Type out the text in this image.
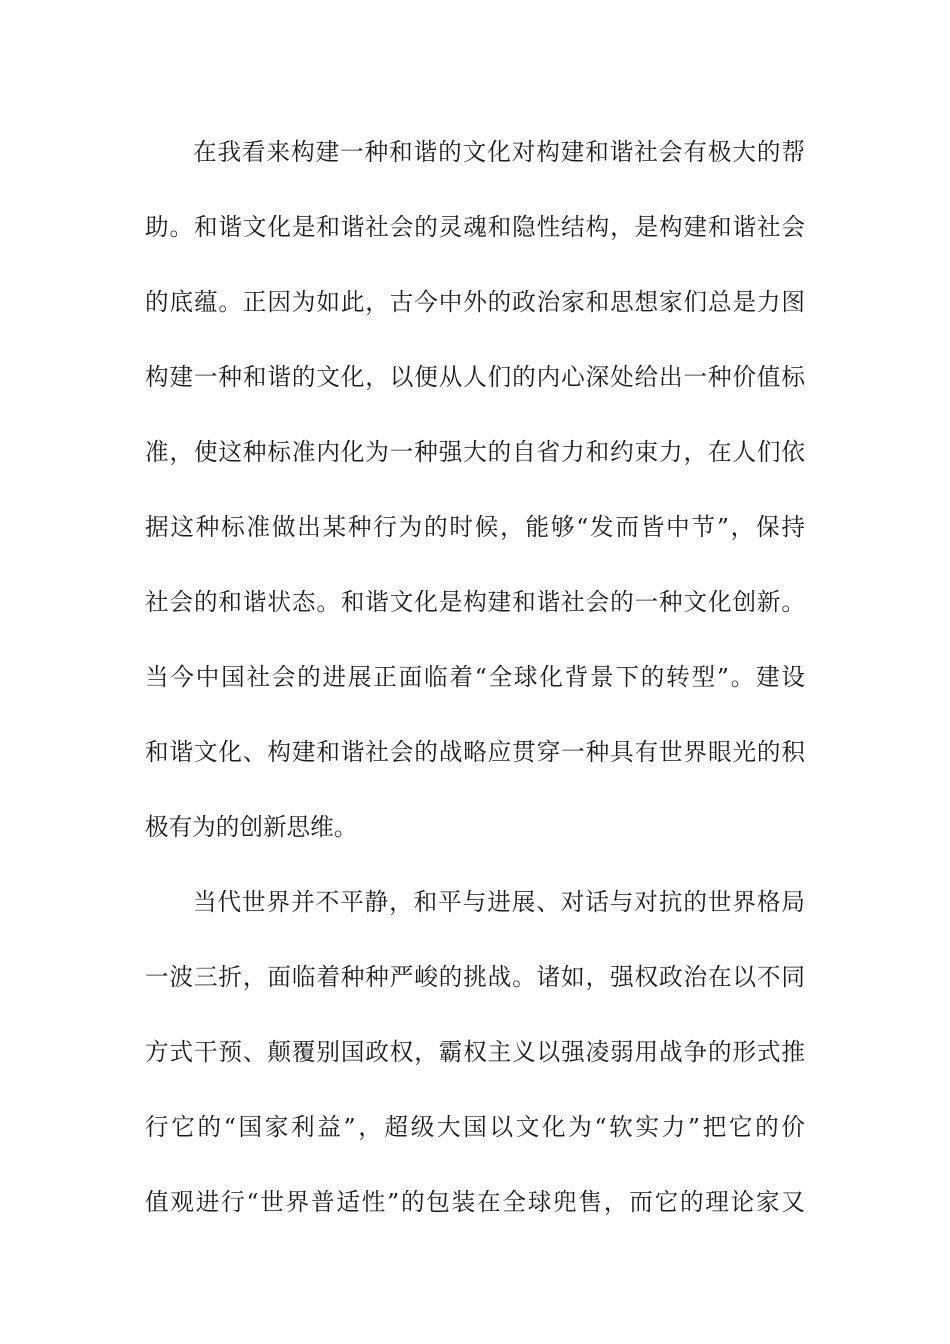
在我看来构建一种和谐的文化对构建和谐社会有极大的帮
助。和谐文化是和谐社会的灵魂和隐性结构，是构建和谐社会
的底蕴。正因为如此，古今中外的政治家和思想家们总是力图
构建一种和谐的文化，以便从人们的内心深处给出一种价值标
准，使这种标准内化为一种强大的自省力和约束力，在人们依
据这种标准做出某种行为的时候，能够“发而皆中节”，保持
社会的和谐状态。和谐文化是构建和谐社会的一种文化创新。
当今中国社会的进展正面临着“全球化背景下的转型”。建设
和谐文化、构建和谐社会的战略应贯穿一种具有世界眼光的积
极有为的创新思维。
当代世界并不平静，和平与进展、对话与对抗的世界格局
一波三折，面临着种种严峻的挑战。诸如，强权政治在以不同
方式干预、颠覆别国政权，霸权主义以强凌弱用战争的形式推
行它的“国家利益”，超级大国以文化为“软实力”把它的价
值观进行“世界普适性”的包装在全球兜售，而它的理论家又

--

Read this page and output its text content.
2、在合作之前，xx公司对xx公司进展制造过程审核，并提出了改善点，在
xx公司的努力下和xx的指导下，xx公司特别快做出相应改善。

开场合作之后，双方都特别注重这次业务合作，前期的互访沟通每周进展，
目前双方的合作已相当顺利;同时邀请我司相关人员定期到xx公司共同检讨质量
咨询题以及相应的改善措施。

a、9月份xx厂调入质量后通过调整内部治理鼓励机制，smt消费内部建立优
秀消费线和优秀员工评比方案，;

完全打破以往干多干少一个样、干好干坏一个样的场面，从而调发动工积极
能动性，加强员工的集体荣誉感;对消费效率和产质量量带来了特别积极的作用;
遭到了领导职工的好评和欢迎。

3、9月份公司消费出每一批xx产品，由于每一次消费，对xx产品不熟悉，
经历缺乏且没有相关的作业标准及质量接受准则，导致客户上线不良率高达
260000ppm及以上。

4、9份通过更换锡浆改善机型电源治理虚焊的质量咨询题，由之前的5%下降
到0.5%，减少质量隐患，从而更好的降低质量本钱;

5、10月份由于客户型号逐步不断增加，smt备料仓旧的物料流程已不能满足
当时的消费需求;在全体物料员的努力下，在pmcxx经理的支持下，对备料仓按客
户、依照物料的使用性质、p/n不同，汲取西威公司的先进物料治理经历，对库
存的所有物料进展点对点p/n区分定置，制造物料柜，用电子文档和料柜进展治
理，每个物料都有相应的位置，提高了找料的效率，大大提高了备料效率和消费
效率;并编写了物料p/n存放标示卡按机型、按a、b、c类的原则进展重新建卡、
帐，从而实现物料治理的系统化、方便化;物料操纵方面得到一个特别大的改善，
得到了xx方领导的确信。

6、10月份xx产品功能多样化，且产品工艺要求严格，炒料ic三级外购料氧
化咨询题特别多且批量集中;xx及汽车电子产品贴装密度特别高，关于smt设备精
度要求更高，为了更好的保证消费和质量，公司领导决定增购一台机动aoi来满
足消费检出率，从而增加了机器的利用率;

Exercise requirements
Collect every line from the records above that contains the word "this".

Result of the exercise
Type out the text in this image.
Read this page and output its text content.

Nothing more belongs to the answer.